Start Records for processing
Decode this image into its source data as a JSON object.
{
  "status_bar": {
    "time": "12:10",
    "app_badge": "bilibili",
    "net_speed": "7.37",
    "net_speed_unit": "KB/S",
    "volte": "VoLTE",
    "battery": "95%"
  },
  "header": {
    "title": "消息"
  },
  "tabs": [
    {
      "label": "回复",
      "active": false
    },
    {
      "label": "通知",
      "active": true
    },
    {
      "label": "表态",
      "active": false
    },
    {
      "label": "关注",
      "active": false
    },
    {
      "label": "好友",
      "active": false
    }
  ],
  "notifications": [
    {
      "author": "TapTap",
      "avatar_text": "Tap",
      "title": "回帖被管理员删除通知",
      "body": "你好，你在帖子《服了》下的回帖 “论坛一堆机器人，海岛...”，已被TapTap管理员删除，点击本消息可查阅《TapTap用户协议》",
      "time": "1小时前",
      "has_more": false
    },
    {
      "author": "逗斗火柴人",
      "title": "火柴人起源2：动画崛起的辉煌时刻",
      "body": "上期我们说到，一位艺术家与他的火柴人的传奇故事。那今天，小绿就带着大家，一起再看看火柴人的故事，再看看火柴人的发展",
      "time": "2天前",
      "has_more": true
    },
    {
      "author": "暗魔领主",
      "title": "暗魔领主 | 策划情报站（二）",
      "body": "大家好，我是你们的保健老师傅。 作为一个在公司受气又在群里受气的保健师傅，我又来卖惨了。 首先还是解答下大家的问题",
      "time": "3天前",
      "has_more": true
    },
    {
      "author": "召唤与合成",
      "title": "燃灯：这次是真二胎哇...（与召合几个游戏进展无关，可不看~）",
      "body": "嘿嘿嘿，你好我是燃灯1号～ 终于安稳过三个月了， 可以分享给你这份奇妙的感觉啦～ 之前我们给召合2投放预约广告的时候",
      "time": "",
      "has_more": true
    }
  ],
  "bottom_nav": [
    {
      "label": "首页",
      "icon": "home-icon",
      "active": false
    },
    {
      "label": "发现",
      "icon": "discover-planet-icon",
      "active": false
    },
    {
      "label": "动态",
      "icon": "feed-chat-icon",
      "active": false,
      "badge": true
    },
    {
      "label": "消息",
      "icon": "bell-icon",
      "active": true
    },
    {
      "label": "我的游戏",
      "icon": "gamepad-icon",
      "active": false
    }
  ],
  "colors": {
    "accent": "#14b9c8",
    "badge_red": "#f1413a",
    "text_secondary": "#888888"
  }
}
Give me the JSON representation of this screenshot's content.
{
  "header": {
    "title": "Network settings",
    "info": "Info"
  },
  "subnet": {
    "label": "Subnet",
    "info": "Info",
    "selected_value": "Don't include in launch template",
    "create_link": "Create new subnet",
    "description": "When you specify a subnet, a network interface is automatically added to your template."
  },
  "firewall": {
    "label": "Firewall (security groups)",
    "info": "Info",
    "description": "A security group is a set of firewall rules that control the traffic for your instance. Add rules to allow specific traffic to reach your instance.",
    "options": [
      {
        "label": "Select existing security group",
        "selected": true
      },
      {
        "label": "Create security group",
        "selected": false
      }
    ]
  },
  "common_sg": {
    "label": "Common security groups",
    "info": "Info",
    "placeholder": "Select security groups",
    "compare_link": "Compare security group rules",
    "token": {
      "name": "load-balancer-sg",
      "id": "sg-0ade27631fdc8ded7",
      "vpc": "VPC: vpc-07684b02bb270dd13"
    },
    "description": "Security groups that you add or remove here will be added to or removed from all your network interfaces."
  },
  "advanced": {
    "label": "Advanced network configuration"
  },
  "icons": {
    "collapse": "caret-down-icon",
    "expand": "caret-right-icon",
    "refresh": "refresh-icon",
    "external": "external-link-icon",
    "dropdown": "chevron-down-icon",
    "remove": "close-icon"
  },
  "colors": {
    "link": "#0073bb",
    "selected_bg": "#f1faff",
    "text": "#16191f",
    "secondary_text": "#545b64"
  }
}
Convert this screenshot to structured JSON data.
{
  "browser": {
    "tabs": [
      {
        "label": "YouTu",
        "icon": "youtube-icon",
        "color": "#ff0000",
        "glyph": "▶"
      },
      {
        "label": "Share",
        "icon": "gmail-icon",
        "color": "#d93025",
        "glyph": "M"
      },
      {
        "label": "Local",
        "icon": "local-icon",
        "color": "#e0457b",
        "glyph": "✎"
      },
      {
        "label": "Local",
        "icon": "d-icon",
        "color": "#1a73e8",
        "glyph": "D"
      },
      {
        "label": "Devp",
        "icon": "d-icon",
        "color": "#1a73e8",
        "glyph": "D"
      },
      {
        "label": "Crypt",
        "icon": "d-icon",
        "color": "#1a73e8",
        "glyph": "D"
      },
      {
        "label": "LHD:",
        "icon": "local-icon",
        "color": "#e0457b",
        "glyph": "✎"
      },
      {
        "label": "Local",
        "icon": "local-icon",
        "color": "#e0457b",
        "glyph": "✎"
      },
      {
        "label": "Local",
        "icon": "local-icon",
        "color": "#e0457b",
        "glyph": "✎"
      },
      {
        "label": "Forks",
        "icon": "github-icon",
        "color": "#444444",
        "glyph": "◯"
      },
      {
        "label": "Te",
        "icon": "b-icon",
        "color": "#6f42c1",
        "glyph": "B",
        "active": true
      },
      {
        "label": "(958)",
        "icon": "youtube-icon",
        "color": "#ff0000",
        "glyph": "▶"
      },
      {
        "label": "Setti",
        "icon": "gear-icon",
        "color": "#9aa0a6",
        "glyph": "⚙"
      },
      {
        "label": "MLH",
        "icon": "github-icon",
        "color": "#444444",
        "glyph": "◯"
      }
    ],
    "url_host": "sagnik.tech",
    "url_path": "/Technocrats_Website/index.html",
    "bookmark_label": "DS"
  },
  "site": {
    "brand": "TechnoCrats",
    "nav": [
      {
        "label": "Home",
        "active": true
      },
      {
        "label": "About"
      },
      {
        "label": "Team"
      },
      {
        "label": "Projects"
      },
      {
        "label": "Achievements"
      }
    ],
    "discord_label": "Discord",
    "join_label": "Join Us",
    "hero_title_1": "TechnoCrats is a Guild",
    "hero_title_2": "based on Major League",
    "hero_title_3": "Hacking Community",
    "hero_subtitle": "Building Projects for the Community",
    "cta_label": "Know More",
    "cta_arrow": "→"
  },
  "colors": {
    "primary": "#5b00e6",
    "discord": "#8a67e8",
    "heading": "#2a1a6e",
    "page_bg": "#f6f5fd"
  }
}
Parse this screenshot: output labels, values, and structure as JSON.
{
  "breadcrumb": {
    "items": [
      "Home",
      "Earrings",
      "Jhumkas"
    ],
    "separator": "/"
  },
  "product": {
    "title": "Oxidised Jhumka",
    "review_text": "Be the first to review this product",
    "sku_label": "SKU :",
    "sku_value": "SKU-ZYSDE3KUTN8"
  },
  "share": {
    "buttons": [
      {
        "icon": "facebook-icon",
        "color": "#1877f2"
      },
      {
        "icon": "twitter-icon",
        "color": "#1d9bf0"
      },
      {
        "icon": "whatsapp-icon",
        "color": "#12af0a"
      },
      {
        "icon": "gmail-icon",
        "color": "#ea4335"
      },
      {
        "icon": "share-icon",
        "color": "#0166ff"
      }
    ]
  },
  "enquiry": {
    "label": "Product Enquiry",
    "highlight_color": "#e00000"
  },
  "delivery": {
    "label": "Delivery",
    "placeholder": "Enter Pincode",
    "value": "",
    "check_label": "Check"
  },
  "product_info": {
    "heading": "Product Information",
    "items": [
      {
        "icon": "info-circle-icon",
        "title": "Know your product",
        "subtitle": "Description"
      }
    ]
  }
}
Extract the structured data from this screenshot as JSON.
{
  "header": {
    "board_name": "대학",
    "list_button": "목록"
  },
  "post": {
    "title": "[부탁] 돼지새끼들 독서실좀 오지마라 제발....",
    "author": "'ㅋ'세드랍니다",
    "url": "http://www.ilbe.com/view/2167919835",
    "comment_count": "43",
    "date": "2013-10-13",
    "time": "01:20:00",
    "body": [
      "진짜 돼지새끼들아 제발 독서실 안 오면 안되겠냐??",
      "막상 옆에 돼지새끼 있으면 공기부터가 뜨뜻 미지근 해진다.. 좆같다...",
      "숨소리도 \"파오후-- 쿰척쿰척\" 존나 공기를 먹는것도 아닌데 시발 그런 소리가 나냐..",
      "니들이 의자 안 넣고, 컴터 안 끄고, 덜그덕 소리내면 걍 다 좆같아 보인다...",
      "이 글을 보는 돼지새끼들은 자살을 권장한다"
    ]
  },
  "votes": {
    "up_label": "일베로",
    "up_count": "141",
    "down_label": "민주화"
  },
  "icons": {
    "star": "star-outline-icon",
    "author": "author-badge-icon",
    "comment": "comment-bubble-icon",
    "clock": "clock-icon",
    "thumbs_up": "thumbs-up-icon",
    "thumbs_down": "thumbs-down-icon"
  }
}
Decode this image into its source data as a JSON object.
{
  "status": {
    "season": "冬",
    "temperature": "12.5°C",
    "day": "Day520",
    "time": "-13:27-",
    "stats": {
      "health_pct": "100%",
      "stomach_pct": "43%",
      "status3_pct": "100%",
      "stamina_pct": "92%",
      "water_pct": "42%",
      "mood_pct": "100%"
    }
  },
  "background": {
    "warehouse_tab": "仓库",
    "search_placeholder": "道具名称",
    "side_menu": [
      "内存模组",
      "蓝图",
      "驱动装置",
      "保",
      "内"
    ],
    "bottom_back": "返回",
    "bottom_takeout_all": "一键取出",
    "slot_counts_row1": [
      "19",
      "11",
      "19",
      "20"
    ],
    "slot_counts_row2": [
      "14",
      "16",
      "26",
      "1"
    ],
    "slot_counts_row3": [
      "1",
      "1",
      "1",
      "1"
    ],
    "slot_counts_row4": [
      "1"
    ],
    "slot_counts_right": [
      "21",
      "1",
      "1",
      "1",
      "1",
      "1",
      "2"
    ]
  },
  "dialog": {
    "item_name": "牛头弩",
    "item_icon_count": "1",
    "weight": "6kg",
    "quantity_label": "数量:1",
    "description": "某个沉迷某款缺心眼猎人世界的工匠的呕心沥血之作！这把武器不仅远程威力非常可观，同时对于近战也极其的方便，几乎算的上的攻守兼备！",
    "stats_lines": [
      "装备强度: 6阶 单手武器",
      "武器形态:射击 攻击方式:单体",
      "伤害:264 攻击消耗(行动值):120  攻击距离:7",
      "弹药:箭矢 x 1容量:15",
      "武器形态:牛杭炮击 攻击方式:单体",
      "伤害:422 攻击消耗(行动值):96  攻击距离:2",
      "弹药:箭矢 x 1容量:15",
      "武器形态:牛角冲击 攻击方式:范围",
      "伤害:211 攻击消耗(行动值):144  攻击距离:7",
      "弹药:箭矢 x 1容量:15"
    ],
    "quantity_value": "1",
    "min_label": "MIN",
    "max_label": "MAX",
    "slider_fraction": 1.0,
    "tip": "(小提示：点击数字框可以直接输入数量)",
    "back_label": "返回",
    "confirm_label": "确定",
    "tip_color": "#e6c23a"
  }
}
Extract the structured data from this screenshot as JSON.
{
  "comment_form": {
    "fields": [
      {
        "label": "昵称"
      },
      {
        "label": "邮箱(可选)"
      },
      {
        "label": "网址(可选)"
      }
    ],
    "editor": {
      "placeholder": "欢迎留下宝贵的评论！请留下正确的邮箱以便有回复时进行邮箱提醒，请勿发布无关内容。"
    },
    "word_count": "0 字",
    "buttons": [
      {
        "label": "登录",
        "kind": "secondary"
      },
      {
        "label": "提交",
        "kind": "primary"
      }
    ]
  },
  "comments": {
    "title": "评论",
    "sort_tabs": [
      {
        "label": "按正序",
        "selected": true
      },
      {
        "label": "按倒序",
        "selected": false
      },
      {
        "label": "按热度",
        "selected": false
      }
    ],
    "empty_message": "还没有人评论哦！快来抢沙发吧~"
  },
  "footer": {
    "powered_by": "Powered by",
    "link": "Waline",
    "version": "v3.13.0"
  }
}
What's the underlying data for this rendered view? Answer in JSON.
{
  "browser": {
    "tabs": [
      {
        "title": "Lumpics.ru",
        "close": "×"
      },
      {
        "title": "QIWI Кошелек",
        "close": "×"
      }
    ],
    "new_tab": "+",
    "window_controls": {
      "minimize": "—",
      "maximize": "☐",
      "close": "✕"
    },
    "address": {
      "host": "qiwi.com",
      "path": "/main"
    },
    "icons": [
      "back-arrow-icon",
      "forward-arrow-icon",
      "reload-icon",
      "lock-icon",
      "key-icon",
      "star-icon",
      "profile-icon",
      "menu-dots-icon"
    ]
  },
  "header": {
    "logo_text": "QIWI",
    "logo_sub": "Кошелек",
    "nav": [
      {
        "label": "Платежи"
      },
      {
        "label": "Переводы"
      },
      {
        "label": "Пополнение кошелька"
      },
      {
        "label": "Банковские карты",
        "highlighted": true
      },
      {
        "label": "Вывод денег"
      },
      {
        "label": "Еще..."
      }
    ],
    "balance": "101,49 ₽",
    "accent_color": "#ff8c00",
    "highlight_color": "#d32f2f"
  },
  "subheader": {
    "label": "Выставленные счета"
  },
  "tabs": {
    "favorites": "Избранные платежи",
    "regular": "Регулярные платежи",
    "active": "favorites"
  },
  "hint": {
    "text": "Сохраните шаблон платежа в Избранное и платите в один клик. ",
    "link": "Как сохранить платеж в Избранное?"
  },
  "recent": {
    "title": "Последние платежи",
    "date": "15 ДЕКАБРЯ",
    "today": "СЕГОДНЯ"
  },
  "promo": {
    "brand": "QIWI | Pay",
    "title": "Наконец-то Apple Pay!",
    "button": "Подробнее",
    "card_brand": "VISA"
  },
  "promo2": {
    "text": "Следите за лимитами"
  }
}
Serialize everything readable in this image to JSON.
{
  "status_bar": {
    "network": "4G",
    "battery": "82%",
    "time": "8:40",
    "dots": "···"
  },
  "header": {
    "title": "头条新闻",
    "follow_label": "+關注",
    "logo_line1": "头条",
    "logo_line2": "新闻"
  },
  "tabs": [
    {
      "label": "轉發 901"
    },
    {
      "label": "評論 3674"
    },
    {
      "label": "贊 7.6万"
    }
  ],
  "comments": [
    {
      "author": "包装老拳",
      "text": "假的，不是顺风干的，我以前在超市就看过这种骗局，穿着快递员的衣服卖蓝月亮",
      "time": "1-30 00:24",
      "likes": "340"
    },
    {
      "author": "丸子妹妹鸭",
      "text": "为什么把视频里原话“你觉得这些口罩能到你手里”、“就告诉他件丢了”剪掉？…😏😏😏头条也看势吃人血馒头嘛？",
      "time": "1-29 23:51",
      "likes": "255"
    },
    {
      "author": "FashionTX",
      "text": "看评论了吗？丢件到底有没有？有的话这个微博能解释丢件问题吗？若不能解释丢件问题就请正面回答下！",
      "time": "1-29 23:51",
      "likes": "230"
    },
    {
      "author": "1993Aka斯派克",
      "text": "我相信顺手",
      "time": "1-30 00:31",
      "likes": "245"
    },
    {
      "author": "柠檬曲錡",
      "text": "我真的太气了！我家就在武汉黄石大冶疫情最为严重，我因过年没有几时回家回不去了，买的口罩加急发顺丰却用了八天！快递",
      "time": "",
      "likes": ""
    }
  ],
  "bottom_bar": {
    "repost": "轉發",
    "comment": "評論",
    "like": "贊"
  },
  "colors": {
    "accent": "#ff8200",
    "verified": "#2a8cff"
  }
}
End Records for processing
> _Exercise objective_: Give the number of lines in the entries that hold the word "template", and nothing else.

> _Solution below_: 2